=== Objective ===
Can the data below be set down again exactly, line for line?

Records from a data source
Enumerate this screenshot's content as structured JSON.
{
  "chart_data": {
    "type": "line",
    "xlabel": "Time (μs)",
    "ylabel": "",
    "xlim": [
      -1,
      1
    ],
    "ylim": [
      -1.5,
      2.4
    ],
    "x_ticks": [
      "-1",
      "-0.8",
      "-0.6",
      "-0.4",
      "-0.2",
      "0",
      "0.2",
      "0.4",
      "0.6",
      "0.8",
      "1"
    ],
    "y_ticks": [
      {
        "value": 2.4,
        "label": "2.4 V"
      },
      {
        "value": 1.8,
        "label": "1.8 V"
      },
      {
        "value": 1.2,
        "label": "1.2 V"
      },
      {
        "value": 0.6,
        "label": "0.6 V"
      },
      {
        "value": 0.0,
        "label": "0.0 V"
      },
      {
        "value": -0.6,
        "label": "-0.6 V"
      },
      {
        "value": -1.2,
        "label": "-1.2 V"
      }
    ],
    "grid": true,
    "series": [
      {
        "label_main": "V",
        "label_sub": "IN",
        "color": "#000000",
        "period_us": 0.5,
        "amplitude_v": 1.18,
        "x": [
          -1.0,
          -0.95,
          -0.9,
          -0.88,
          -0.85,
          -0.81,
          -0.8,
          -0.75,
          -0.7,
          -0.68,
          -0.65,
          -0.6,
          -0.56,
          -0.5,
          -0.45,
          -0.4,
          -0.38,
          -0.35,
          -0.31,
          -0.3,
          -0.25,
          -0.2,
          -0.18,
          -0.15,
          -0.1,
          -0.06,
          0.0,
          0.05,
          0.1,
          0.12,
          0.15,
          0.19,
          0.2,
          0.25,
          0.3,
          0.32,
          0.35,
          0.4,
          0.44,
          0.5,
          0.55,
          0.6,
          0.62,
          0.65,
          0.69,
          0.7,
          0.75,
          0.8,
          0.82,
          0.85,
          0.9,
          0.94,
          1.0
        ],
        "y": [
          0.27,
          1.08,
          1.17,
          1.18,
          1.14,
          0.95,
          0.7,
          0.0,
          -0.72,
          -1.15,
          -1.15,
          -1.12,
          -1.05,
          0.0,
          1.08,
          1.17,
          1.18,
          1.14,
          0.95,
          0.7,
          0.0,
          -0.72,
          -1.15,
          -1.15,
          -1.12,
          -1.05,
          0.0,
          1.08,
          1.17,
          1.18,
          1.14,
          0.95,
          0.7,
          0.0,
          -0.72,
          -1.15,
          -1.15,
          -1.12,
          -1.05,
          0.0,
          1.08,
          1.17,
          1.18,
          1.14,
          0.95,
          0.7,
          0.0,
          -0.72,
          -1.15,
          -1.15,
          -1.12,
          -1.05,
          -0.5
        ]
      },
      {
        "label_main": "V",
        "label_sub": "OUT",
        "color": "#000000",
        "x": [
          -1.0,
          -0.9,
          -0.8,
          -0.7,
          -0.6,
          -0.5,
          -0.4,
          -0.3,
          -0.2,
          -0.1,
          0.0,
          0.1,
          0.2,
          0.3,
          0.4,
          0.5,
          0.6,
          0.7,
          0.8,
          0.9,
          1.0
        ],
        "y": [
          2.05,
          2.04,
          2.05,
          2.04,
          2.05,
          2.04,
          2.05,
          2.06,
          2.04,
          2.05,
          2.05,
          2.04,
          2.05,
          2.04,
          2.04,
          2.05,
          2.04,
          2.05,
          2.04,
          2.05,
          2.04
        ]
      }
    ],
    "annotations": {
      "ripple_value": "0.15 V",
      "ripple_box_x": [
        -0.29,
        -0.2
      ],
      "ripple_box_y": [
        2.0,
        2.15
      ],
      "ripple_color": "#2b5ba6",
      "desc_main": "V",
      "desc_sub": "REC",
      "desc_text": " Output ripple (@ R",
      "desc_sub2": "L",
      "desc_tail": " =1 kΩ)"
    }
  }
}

=== Problem solution ===
Enumerate this screenshot's content as structured JSON.
{
  "chart_data": {
    "type": "line",
    "xlabel": "Time (μs)",
    "ylabel": "",
    "xlim": [
      -1,
      1
    ],
    "ylim": [
      -1.5,
      2.4
    ],
    "x_ticks": [
      "-1",
      "-0.8",
      "-0.6",
      "-0.4",
      "-0.2",
      "0",
      "0.2",
      "0.4",
      "0.6",
      "0.8",
      "1"
    ],
    "y_ticks": [
      {
        "value": 2.4,
        "label": "2.4 V"
      },
      {
        "value": 1.8,
        "label": "1.8 V"
      },
      {
        "value": 1.2,
        "label": "1.2 V"
      },
      {
        "value": 0.6,
        "label": "0.6 V"
      },
      {
        "value": 0.0,
        "label": "0.0 V"
      },
      {
        "value": -0.6,
        "label": "-0.6 V"
      },
      {
        "value": -1.2,
        "label": "-1.2 V"
      }
    ],
    "grid": true,
    "series": [
      {
        "label_main": "V",
        "label_sub": "IN",
        "color": "#000000",
        "period_us": 0.5,
        "amplitude_v": 1.18,
        "x": [
          -1.0,
          -0.95,
          -0.9,
          -0.88,
          -0.85,
          -0.81,
          -0.8,
          -0.75,
          -0.7,
          -0.68,
          -0.65,
          -0.6,
          -0.56,
          -0.5,
          -0.45,
          -0.4,
          -0.38,
          -0.35,
          -0.31,
          -0.3,
          -0.25,
          -0.2,
          -0.18,
          -0.15,
          -0.1,
          -0.06,
          0.0,
          0.05,
          0.1,
          0.12,
          0.15,
          0.19,
          0.2,
          0.25,
          0.3,
          0.32,
          0.35,
          0.4,
          0.44,
          0.5,
          0.55,
          0.6,
          0.62,
          0.65,
          0.69,
          0.7,
          0.75,
          0.8,
          0.82,
          0.85,
          0.9,
          0.94,
          1.0
        ],
        "y": [
          0.27,
          1.08,
          1.17,
          1.18,
          1.14,
          0.95,
          0.7,
          0.0,
          -0.72,
          -1.15,
          -1.15,
          -1.12,
          -1.05,
          0.0,
          1.08,
          1.17,
          1.18,
          1.14,
          0.95,
          0.7,
          0.0,
          -0.72,
          -1.15,
          -1.15,
          -1.12,
          -1.05,
          0.0,
          1.08,
          1.17,
          1.18,
          1.14,
          0.95,
          0.7,
          0.0,
          -0.72,
          -1.15,
          -1.15,
          -1.12,
          -1.05,
          0.0,
          1.08,
          1.17,
          1.18,
          1.14,
          0.95,
          0.7,
          0.0,
          -0.72,
          -1.15,
          -1.15,
          -1.12,
          -1.05,
          -0.5
        ]
      },
      {
        "label_main": "V",
        "label_sub": "OUT",
        "color": "#000000",
        "x": [
          -1.0,
          -0.9,
          -0.8,
          -0.7,
          -0.6,
          -0.5,
          -0.4,
          -0.3,
          -0.2,
          -0.1,
          0.0,
          0.1,
          0.2,
          0.3,
          0.4,
          0.5,
          0.6,
          0.7,
          0.8,
          0.9,
          1.0
        ],
        "y": [
          2.05,
          2.04,
          2.05,
          2.04,
          2.05,
          2.04,
          2.05,
          2.06,
          2.04,
          2.05,
          2.05,
          2.04,
          2.05,
          2.04,
          2.04,
          2.05,
          2.04,
          2.05,
          2.04,
          2.05,
          2.04
        ]
      }
    ],
    "annotations": {
      "ripple_value": "0.15 V",
      "ripple_box_x": [
        -0.29,
        -0.2
      ],
      "ripple_box_y": [
        2.0,
        2.15
      ],
      "ripple_color": "#2b5ba6",
      "desc_main": "V",
      "desc_sub": "REC",
      "desc_text": " Output ripple (@ R",
      "desc_sub2": "L",
      "desc_tail": " =1 kΩ)"
    }
  }
}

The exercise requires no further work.